> What is required
Each line below should be reproduced without any alteration.

>> Begin Material provided

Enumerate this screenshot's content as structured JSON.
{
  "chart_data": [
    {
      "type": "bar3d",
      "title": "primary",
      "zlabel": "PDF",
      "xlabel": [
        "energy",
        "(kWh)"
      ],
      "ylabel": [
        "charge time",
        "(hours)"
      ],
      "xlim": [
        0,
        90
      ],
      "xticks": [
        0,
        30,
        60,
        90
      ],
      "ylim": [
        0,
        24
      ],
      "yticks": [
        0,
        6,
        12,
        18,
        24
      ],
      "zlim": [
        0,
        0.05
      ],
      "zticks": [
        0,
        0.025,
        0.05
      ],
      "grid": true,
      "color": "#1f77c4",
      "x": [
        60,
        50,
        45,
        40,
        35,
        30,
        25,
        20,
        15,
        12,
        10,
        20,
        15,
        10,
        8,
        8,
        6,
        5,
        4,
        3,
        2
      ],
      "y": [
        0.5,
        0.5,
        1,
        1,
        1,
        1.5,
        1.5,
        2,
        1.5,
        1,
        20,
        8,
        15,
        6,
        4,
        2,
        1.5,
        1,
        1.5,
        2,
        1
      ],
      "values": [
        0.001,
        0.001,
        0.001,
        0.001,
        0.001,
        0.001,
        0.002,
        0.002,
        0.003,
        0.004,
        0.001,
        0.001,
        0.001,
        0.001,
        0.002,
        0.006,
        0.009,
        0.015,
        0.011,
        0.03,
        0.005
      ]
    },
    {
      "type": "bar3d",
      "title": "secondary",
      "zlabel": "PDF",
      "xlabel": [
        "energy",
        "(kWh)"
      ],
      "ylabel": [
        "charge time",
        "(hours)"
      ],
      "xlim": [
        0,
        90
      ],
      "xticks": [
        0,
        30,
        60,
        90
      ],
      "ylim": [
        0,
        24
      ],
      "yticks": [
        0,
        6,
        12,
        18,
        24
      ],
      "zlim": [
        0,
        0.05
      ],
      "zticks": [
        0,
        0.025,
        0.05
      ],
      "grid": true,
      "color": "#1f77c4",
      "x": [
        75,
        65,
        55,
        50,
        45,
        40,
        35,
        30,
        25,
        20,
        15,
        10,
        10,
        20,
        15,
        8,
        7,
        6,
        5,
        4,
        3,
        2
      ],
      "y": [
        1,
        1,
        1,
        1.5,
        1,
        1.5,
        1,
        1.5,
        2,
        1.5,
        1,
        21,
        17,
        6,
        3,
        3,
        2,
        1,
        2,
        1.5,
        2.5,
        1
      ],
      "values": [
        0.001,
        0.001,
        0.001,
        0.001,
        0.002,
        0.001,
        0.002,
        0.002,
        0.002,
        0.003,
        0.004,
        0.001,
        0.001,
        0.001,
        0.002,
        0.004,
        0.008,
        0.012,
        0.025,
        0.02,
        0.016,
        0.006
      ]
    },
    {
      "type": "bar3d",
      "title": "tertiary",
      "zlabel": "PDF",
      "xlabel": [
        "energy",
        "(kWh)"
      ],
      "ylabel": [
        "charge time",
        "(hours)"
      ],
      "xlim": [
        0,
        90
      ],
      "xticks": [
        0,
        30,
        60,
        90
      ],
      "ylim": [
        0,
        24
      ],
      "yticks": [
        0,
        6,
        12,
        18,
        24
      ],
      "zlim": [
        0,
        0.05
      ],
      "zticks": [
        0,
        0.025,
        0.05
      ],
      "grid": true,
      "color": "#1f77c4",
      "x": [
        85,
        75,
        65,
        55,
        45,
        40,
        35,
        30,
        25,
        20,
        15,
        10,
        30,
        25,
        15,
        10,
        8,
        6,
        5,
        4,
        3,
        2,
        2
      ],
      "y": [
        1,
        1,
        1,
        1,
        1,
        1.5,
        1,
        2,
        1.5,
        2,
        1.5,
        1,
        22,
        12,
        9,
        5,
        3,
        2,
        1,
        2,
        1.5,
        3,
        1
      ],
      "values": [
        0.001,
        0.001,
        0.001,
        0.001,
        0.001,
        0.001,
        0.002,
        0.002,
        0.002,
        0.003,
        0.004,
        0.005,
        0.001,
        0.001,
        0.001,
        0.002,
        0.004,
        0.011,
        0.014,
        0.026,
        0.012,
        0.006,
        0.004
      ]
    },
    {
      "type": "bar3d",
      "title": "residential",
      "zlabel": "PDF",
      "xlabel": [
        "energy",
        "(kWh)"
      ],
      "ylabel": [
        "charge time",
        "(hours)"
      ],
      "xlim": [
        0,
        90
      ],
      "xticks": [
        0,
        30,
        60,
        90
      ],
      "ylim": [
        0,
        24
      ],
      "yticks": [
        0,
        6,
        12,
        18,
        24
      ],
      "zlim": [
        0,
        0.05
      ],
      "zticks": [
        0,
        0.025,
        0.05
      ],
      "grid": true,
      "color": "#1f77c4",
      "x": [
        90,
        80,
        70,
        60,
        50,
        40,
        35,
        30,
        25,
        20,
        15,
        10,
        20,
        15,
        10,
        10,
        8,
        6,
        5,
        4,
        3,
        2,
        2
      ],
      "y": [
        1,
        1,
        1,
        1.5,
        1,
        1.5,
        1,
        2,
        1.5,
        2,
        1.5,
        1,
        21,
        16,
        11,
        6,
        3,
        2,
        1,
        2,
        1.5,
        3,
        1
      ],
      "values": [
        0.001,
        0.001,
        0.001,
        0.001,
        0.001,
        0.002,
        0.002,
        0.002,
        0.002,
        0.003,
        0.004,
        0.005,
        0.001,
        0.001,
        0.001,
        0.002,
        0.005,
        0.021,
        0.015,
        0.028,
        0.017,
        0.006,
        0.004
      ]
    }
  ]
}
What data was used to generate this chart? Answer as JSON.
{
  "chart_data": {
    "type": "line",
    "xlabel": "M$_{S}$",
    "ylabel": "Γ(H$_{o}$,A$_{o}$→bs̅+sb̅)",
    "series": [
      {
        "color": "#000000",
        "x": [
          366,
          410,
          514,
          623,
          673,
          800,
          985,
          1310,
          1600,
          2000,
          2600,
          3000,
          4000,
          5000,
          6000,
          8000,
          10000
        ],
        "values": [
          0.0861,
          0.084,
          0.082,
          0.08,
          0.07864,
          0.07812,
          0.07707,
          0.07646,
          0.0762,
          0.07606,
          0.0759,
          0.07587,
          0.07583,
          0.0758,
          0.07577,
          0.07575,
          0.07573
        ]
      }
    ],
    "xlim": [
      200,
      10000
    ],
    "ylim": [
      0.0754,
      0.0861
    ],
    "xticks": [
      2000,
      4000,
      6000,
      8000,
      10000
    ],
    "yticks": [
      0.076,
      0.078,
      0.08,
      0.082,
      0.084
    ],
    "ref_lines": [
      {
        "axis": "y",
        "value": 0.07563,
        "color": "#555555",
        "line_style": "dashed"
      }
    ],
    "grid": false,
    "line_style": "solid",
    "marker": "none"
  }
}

>> End Material provided

> Reply to the exercise
Enumerate this screenshot's content as structured JSON.
{
  "chart_data": [
    {
      "type": "bar3d",
      "title": "primary",
      "zlabel": "PDF",
      "xlabel": [
        "energy",
        "(kWh)"
      ],
      "ylabel": [
        "charge time",
        "(hours)"
      ],
      "xlim": [
        0,
        90
      ],
      "xticks": [
        0,
        30,
        60,
        90
      ],
      "ylim": [
        0,
        24
      ],
      "yticks": [
        0,
        6,
        12,
        18,
        24
      ],
      "zlim": [
        0,
        0.05
      ],
      "zticks": [
        0,
        0.025,
        0.05
      ],
      "grid": true,
      "color": "#1f77c4",
      "x": [
        60,
        50,
        45,
        40,
        35,
        30,
        25,
        20,
        15,
        12,
        10,
        20,
        15,
        10,
        8,
        8,
        6,
        5,
        4,
        3,
        2
      ],
      "y": [
        0.5,
        0.5,
        1,
        1,
        1,
        1.5,
        1.5,
        2,
        1.5,
        1,
        20,
        8,
        15,
        6,
        4,
        2,
        1.5,
        1,
        1.5,
        2,
        1
      ],
      "values": [
        0.001,
        0.001,
        0.001,
        0.001,
        0.001,
        0.001,
        0.002,
        0.002,
        0.003,
        0.004,
        0.001,
        0.001,
        0.001,
        0.001,
        0.002,
        0.006,
        0.009,
        0.015,
        0.011,
        0.03,
        0.005
      ]
    },
    {
      "type": "bar3d",
      "title": "secondary",
      "zlabel": "PDF",
      "xlabel": [
        "energy",
        "(kWh)"
      ],
      "ylabel": [
        "charge time",
        "(hours)"
      ],
      "xlim": [
        0,
        90
      ],
      "xticks": [
        0,
        30,
        60,
        90
      ],
      "ylim": [
        0,
        24
      ],
      "yticks": [
        0,
        6,
        12,
        18,
        24
      ],
      "zlim": [
        0,
        0.05
      ],
      "zticks": [
        0,
        0.025,
        0.05
      ],
      "grid": true,
      "color": "#1f77c4",
      "x": [
        75,
        65,
        55,
        50,
        45,
        40,
        35,
        30,
        25,
        20,
        15,
        10,
        10,
        20,
        15,
        8,
        7,
        6,
        5,
        4,
        3,
        2
      ],
      "y": [
        1,
        1,
        1,
        1.5,
        1,
        1.5,
        1,
        1.5,
        2,
        1.5,
        1,
        21,
        17,
        6,
        3,
        3,
        2,
        1,
        2,
        1.5,
        2.5,
        1
      ],
      "values": [
        0.001,
        0.001,
        0.001,
        0.001,
        0.002,
        0.001,
        0.002,
        0.002,
        0.002,
        0.003,
        0.004,
        0.001,
        0.001,
        0.001,
        0.002,
        0.004,
        0.008,
        0.012,
        0.025,
        0.02,
        0.016,
        0.006
      ]
    },
    {
      "type": "bar3d",
      "title": "tertiary",
      "zlabel": "PDF",
      "xlabel": [
        "energy",
        "(kWh)"
      ],
      "ylabel": [
        "charge time",
        "(hours)"
      ],
      "xlim": [
        0,
        90
      ],
      "xticks": [
        0,
        30,
        60,
        90
      ],
      "ylim": [
        0,
        24
      ],
      "yticks": [
        0,
        6,
        12,
        18,
        24
      ],
      "zlim": [
        0,
        0.05
      ],
      "zticks": [
        0,
        0.025,
        0.05
      ],
      "grid": true,
      "color": "#1f77c4",
      "x": [
        85,
        75,
        65,
        55,
        45,
        40,
        35,
        30,
        25,
        20,
        15,
        10,
        30,
        25,
        15,
        10,
        8,
        6,
        5,
        4,
        3,
        2,
        2
      ],
      "y": [
        1,
        1,
        1,
        1,
        1,
        1.5,
        1,
        2,
        1.5,
        2,
        1.5,
        1,
        22,
        12,
        9,
        5,
        3,
        2,
        1,
        2,
        1.5,
        3,
        1
      ],
      "values": [
        0.001,
        0.001,
        0.001,
        0.001,
        0.001,
        0.001,
        0.002,
        0.002,
        0.002,
        0.003,
        0.004,
        0.005,
        0.001,
        0.001,
        0.001,
        0.002,
        0.004,
        0.011,
        0.014,
        0.026,
        0.012,
        0.006,
        0.004
      ]
    },
    {
      "type": "bar3d",
      "title": "residential",
      "zlabel": "PDF",
      "xlabel": [
        "energy",
        "(kWh)"
      ],
      "ylabel": [
        "charge time",
        "(hours)"
      ],
      "xlim": [
        0,
        90
      ],
      "xticks": [
        0,
        30,
        60,
        90
      ],
      "ylim": [
        0,
        24
      ],
      "yticks": [
        0,
        6,
        12,
        18,
        24
      ],
      "zlim": [
        0,
        0.05
      ],
      "zticks": [
        0,
        0.025,
        0.05
      ],
      "grid": true,
      "color": "#1f77c4",
      "x": [
        90,
        80,
        70,
        60,
        50,
        40,
        35,
        30,
        25,
        20,
        15,
        10,
        20,
        15,
        10,
        10,
        8,
        6,
        5,
        4,
        3,
        2,
        2
      ],
      "y": [
        1,
        1,
        1,
        1.5,
        1,
        1.5,
        1,
        2,
        1.5,
        2,
        1.5,
        1,
        21,
        16,
        11,
        6,
        3,
        2,
        1,
        2,
        1.5,
        3,
        1
      ],
      "values": [
        0.001,
        0.001,
        0.001,
        0.001,
        0.001,
        0.002,
        0.002,
        0.002,
        0.002,
        0.003,
        0.004,
        0.005,
        0.001,
        0.001,
        0.001,
        0.002,
        0.005,
        0.021,
        0.015,
        0.028,
        0.017,
        0.006,
        0.004
      ]
    }
  ]
}
What data was used to generate this chart? Answer as JSON.
{
  "chart_data": {
    "type": "line",
    "xlabel": "M$_{S}$",
    "ylabel": "Γ(H$_{o}$,A$_{o}$→bs̅+sb̅)",
    "series": [
      {
        "color": "#000000",
        "x": [
          366,
          410,
          514,
          623,
          673,
          800,
          985,
          1310,
          1600,
          2000,
          2600,
          3000,
          4000,
          5000,
          6000,
          8000,
          10000
        ],
        "values": [
          0.0861,
          0.084,
          0.082,
          0.08,
          0.07864,
          0.07812,
          0.07707,
          0.07646,
          0.0762,
          0.07606,
          0.0759,
          0.07587,
          0.07583,
          0.0758,
          0.07577,
          0.07575,
          0.07573
        ]
      }
    ],
    "xlim": [
      200,
      10000
    ],
    "ylim": [
      0.0754,
      0.0861
    ],
    "xticks": [
      2000,
      4000,
      6000,
      8000,
      10000
    ],
    "yticks": [
      0.076,
      0.078,
      0.08,
      0.082,
      0.084
    ],
    "ref_lines": [
      {
        "axis": "y",
        "value": 0.07563,
        "color": "#555555",
        "line_style": "dashed"
      }
    ],
    "grid": false,
    "line_style": "solid",
    "marker": "none"
  }
}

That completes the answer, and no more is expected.